··· ENTRIES ···
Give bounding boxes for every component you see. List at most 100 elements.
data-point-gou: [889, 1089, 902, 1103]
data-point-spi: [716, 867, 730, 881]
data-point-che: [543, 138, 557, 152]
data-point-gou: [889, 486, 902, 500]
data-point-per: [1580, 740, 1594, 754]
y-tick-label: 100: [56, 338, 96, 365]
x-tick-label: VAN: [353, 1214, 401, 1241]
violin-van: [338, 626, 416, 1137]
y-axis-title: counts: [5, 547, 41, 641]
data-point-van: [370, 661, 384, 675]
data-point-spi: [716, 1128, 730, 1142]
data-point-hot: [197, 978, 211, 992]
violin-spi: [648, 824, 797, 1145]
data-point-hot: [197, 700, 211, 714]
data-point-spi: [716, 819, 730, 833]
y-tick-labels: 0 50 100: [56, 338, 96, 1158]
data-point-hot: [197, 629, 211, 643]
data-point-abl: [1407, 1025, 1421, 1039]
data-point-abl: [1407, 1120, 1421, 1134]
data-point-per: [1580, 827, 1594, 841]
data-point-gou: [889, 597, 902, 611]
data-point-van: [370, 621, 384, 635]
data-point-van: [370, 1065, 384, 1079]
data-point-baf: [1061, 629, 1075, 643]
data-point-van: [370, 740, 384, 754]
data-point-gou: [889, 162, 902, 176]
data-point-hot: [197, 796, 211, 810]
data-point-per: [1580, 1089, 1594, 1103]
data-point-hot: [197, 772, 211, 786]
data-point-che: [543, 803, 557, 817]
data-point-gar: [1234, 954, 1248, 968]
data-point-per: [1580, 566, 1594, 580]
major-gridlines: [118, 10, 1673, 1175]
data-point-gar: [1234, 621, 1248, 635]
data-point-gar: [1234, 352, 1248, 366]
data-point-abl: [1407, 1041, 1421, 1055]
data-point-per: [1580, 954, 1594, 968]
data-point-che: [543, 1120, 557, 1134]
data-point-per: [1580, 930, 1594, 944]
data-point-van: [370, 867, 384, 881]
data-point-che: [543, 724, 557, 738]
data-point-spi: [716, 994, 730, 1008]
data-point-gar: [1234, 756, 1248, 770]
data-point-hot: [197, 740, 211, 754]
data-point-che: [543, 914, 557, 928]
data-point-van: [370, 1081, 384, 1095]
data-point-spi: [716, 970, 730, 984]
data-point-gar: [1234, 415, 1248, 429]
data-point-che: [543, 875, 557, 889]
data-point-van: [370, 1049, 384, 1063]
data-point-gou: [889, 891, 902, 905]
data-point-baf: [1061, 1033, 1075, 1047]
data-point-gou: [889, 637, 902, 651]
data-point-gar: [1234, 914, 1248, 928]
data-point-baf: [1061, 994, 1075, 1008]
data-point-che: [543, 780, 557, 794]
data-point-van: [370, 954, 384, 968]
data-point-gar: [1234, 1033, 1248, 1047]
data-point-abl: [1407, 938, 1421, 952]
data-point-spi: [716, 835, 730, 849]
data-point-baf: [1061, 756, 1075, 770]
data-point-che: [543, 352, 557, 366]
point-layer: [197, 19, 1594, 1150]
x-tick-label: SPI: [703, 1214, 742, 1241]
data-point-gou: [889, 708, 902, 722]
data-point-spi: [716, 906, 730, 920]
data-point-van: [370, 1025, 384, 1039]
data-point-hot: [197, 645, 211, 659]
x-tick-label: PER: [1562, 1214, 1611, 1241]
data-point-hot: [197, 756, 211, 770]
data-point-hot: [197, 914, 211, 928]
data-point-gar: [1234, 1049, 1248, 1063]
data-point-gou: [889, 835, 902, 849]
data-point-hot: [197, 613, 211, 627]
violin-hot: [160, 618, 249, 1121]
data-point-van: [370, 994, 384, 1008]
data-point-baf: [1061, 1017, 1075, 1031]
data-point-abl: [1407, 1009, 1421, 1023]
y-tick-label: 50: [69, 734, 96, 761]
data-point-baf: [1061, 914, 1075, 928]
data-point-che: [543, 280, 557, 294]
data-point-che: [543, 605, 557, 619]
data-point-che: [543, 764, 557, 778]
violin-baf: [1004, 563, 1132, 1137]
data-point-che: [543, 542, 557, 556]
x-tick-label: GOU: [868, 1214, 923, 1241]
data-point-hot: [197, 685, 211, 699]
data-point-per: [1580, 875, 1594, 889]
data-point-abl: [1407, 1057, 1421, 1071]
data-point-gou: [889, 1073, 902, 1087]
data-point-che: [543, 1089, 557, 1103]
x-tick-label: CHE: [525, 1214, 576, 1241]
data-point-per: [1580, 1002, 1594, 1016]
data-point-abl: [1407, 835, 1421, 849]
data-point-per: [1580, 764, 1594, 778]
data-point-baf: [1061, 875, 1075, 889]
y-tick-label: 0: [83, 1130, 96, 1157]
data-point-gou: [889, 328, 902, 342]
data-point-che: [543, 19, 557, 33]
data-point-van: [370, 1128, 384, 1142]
···
··· ENTRIES ···
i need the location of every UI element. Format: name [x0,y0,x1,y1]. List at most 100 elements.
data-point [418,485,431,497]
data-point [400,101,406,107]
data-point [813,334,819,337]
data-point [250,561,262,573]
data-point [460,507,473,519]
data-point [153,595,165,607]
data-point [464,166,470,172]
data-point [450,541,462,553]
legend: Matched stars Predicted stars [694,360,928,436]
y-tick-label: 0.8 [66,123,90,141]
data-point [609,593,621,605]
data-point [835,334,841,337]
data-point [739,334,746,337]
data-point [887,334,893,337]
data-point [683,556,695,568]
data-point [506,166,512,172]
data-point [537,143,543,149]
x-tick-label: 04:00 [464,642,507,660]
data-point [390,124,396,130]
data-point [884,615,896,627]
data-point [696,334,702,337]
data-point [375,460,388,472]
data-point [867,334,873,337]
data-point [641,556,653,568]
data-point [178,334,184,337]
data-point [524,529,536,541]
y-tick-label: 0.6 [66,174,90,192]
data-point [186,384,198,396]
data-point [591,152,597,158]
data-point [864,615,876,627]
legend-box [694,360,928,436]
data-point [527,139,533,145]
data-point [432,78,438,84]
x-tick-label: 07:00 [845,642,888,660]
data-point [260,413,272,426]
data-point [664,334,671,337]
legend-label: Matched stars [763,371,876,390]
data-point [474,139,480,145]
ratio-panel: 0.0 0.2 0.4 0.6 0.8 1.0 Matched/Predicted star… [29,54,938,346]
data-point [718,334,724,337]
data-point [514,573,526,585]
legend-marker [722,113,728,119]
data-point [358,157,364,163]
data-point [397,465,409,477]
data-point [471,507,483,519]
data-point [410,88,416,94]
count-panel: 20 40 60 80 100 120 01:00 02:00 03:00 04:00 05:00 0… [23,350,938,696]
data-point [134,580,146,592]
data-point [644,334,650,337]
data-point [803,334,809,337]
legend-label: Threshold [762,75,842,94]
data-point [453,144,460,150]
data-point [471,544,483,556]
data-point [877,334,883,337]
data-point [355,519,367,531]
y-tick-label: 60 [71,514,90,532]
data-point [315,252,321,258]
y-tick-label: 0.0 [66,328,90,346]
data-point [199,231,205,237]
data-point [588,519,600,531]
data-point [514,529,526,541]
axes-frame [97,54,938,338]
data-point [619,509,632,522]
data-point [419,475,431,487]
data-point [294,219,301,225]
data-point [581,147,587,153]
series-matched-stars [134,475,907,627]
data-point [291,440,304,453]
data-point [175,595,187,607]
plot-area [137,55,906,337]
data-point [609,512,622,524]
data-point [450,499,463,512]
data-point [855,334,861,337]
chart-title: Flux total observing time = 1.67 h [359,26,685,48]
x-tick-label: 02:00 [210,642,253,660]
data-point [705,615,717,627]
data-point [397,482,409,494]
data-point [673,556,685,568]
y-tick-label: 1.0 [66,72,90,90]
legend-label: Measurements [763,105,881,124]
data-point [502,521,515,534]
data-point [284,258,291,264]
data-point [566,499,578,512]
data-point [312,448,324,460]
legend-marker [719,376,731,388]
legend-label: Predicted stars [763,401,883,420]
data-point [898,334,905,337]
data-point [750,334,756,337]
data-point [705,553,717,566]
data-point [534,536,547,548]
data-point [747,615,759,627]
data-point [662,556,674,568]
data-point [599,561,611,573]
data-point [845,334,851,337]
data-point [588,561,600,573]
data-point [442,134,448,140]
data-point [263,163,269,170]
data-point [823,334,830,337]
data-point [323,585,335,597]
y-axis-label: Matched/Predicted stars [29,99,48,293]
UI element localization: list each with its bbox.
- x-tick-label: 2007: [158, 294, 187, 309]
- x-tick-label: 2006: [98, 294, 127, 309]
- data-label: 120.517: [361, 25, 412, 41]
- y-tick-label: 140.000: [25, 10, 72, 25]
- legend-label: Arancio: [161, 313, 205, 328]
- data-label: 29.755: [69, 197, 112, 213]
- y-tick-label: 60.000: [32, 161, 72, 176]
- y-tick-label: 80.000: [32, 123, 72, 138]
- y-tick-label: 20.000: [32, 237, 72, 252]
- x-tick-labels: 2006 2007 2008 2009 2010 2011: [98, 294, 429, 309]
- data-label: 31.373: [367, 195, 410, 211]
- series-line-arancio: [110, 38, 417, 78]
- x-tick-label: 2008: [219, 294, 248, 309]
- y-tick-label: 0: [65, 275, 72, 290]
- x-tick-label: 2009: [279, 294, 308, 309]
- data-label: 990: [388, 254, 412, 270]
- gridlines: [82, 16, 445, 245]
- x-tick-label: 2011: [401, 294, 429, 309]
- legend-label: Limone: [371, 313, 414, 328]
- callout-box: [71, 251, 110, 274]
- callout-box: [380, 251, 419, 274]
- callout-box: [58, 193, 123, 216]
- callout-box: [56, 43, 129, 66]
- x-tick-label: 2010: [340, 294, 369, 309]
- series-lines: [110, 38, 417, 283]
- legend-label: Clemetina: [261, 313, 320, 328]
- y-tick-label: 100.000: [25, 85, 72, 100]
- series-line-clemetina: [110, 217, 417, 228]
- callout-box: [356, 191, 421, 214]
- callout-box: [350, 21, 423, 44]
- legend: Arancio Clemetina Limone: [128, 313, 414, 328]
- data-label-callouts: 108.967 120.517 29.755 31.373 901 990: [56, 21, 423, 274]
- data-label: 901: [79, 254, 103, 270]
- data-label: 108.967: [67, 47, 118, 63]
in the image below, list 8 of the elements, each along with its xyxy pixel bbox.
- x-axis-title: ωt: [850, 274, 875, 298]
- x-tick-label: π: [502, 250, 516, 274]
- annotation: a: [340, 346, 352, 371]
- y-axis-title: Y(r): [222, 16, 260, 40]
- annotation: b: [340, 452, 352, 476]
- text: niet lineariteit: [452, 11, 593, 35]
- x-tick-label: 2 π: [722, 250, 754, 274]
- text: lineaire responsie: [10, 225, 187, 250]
···
··· ENTRIES ···
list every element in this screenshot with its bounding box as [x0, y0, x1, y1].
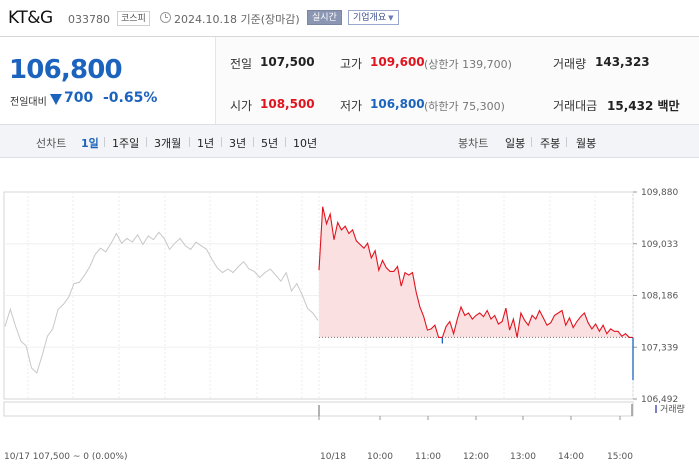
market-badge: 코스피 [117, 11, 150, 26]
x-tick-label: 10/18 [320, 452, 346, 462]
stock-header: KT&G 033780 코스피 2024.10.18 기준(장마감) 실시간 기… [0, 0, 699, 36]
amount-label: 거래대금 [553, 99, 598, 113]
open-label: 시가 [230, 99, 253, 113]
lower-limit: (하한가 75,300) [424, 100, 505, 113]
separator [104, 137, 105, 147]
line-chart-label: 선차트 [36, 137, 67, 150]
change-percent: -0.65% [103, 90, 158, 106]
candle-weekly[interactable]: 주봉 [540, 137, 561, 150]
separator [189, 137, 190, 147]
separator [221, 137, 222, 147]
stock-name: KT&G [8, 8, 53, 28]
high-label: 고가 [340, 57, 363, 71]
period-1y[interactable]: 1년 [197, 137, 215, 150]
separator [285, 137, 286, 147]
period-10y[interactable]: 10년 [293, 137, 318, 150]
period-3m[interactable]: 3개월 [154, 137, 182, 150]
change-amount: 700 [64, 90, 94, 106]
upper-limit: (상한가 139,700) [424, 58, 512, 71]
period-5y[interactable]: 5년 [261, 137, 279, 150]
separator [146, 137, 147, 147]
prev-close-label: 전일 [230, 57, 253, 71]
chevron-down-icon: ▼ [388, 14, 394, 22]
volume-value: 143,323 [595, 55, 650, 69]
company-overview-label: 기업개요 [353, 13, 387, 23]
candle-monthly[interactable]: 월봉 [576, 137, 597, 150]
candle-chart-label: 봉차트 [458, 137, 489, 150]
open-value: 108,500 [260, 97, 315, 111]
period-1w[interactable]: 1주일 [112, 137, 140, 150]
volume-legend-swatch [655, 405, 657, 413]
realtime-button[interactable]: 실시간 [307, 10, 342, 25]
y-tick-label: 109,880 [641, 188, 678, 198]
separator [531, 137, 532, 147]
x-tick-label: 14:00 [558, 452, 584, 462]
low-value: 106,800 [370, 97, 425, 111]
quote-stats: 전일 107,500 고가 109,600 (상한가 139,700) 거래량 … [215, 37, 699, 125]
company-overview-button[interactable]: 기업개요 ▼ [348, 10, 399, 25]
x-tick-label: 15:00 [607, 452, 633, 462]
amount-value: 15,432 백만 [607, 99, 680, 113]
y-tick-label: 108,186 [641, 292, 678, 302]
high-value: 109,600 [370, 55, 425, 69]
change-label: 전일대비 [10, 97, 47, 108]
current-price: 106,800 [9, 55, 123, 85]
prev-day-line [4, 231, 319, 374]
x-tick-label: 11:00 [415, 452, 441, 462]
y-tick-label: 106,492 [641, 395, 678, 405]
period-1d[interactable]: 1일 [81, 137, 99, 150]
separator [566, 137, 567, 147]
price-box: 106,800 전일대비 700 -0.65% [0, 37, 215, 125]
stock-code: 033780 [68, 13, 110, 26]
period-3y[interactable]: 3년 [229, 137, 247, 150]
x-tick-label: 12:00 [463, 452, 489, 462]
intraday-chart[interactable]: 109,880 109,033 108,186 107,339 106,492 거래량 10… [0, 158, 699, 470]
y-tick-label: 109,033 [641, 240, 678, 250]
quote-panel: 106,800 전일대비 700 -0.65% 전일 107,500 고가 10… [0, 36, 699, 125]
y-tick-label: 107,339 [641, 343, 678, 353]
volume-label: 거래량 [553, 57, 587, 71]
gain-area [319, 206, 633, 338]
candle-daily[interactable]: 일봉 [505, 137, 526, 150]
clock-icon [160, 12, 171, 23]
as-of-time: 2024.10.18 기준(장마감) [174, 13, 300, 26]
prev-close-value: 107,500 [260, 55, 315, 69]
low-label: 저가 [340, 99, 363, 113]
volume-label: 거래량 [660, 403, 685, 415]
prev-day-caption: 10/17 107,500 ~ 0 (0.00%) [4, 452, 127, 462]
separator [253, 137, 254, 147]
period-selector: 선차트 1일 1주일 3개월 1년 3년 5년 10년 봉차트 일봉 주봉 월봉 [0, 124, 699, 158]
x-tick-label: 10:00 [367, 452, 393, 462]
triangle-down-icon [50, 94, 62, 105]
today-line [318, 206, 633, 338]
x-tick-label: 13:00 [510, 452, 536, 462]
···
Reproduce word for word the lines that start at the line containing "i need the location" and end at the line containing "data-point [178,334,184,337]", with both of those lines included.

i need the location of every UI element. Format: name [x0,y0,x1,y1]. List at most 100 elements.
data-point [418,485,431,497]
data-point [400,101,406,107]
data-point [813,334,819,337]
data-point [250,561,262,573]
data-point [460,507,473,519]
data-point [153,595,165,607]
data-point [464,166,470,172]
data-point [450,541,462,553]
legend: Matched stars Predicted stars [694,360,928,436]
y-tick-label: 0.8 [66,123,90,141]
data-point [609,593,621,605]
data-point [835,334,841,337]
data-point [739,334,746,337]
data-point [887,334,893,337]
data-point [683,556,695,568]
data-point [506,166,512,172]
data-point [537,143,543,149]
x-tick-label: 04:00 [464,642,507,660]
data-point [390,124,396,130]
data-point [884,615,896,627]
data-point [696,334,702,337]
data-point [375,460,388,472]
data-point [867,334,873,337]
data-point [641,556,653,568]
data-point [178,334,184,337]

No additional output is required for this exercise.